What to work on ▸ Print every line of the records below unchanged, keeping each character and line break as it appears.

^^^^^^^^^^^^^^^^

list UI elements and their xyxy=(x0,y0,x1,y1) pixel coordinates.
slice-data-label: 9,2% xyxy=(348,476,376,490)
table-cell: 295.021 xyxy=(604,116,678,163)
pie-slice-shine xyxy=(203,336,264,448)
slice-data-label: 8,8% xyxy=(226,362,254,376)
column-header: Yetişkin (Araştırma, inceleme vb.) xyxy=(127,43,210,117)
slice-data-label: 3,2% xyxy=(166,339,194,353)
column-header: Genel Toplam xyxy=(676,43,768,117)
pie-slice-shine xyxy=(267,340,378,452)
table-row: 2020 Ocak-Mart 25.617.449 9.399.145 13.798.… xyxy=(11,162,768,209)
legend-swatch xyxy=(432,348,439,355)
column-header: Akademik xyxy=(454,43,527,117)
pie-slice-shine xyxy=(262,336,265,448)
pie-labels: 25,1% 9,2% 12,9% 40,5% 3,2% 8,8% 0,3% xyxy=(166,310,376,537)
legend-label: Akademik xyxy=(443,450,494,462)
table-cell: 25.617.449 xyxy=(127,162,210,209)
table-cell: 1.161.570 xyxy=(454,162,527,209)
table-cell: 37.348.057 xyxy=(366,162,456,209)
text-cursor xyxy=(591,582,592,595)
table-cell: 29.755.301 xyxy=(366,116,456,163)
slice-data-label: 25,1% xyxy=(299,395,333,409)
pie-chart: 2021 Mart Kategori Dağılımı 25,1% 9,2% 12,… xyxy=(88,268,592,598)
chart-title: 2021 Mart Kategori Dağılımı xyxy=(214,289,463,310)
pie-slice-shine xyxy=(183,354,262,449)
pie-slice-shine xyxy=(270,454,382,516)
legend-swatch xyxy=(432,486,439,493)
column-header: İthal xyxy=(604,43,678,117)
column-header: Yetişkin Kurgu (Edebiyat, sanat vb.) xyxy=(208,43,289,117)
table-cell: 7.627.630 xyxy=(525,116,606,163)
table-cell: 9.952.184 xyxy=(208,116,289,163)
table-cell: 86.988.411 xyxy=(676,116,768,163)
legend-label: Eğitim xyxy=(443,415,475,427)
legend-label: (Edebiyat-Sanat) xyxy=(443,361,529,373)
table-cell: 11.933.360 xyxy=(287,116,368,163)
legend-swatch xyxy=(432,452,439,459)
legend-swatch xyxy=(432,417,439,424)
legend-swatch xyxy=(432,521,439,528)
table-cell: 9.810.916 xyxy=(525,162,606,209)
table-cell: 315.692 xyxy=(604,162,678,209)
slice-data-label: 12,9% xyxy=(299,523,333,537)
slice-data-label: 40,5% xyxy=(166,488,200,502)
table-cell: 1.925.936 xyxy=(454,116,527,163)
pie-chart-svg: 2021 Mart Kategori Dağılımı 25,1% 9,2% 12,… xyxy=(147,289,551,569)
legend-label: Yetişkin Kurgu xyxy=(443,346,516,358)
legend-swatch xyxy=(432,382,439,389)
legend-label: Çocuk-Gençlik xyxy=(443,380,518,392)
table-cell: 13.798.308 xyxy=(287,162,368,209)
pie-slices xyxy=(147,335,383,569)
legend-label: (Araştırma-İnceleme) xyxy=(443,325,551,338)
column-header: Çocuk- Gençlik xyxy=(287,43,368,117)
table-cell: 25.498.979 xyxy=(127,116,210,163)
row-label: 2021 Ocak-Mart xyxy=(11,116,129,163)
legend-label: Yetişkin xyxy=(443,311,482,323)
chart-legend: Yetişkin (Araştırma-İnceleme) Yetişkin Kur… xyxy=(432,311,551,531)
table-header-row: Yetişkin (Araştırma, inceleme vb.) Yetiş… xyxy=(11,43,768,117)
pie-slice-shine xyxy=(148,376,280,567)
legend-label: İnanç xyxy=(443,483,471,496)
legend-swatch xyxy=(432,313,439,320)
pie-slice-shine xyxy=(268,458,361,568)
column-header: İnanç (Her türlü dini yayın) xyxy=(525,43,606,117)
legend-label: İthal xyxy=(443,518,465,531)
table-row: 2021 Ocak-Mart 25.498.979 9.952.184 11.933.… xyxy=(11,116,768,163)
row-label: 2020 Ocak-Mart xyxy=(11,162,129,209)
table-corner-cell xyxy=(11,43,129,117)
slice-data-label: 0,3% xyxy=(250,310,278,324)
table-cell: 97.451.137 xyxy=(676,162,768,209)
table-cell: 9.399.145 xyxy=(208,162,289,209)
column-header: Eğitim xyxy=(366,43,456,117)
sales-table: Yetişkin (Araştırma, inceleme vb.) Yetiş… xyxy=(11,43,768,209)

^^^^^^^^^^^^^^^^

Task output ▸
list UI elements and their xyxy=(x0,y0,x1,y1) pixel coordinates.
slice-data-label: 9,2% xyxy=(348,476,376,490)
table-cell: 295.021 xyxy=(604,116,678,163)
pie-slice-shine xyxy=(203,336,264,448)
slice-data-label: 8,8% xyxy=(226,362,254,376)
column-header: Yetişkin (Araştırma, inceleme vb.) xyxy=(127,43,210,117)
slice-data-label: 3,2% xyxy=(166,339,194,353)
column-header: Genel Toplam xyxy=(676,43,768,117)
pie-slice-shine xyxy=(267,340,378,452)
table-row: 2020 Ocak-Mart 25.617.449 9.399.145 13.798.… xyxy=(11,162,768,209)
legend-swatch xyxy=(432,348,439,355)
column-header: Akademik xyxy=(454,43,527,117)
pie-slice-shine xyxy=(262,336,265,448)
pie-labels: 25,1% 9,2% 12,9% 40,5% 3,2% 8,8% 0,3% xyxy=(166,310,376,537)
legend-label: Akademik xyxy=(443,450,494,462)
table-cell: 25.617.449 xyxy=(127,162,210,209)
table-cell: 1.161.570 xyxy=(454,162,527,209)
table-cell: 37.348.057 xyxy=(366,162,456,209)
text-cursor xyxy=(591,582,592,595)
table-cell: 29.755.301 xyxy=(366,116,456,163)
slice-data-label: 25,1% xyxy=(299,395,333,409)
pie-chart: 2021 Mart Kategori Dağılımı 25,1% 9,2% 12,… xyxy=(88,268,592,598)
chart-title: 2021 Mart Kategori Dağılımı xyxy=(214,289,463,310)
pie-slice-shine xyxy=(183,354,262,449)
pie-slice-shine xyxy=(270,454,382,516)
legend-swatch xyxy=(432,486,439,493)
column-header: İthal xyxy=(604,43,678,117)
column-header: Yetişkin Kurgu (Edebiyat, sanat vb.) xyxy=(208,43,289,117)
table-cell: 7.627.630 xyxy=(525,116,606,163)
table-cell: 9.952.184 xyxy=(208,116,289,163)
table-cell: 86.988.411 xyxy=(676,116,768,163)
legend-label: Eğitim xyxy=(443,415,475,427)
legend-label: (Edebiyat-Sanat) xyxy=(443,361,529,373)
table-cell: 11.933.360 xyxy=(287,116,368,163)
legend-swatch xyxy=(432,452,439,459)
legend-swatch xyxy=(432,417,439,424)
legend-swatch xyxy=(432,521,439,528)
table-cell: 9.810.916 xyxy=(525,162,606,209)
table-cell: 315.692 xyxy=(604,162,678,209)
slice-data-label: 12,9% xyxy=(299,523,333,537)
slice-data-label: 40,5% xyxy=(166,488,200,502)
table-cell: 1.925.936 xyxy=(454,116,527,163)
pie-chart-svg: 2021 Mart Kategori Dağılımı 25,1% 9,2% 12,… xyxy=(147,289,551,569)
legend-label: Yetişkin Kurgu xyxy=(443,346,516,358)
legend-swatch xyxy=(432,382,439,389)
legend-label: Çocuk-Gençlik xyxy=(443,380,518,392)
table-cell: 13.798.308 xyxy=(287,162,368,209)
pie-slices xyxy=(147,335,383,569)
legend-label: (Araştırma-İnceleme) xyxy=(443,325,551,338)
column-header: Çocuk- Gençlik xyxy=(287,43,368,117)
table-cell: 25.498.979 xyxy=(127,116,210,163)
row-label: 2021 Ocak-Mart xyxy=(11,116,129,163)
legend-label: Yetişkin xyxy=(443,311,482,323)
chart-legend: Yetişkin (Araştırma-İnceleme) Yetişkin Kur… xyxy=(432,311,551,531)
table-header-row: Yetişkin (Araştırma, inceleme vb.) Yetiş… xyxy=(11,43,768,117)
pie-slice-shine xyxy=(148,376,280,567)
legend-label: İnanç xyxy=(443,483,471,496)
legend-swatch xyxy=(432,313,439,320)
pie-slice-shine xyxy=(268,458,361,568)
column-header: İnanç (Her türlü dini yayın) xyxy=(525,43,606,117)
legend-label: İthal xyxy=(443,518,465,531)
table-row: 2021 Ocak-Mart 25.498.979 9.952.184 11.933.… xyxy=(11,116,768,163)
row-label: 2020 Ocak-Mart xyxy=(11,162,129,209)
table-corner-cell xyxy=(11,43,129,117)
slice-data-label: 0,3% xyxy=(250,310,278,324)
table-cell: 97.451.137 xyxy=(676,162,768,209)
table-cell: 9.399.145 xyxy=(208,162,289,209)
column-header: Eğitim xyxy=(366,43,456,117)
sales-table: Yetişkin (Araştırma, inceleme vb.) Yetiş… xyxy=(11,43,768,209)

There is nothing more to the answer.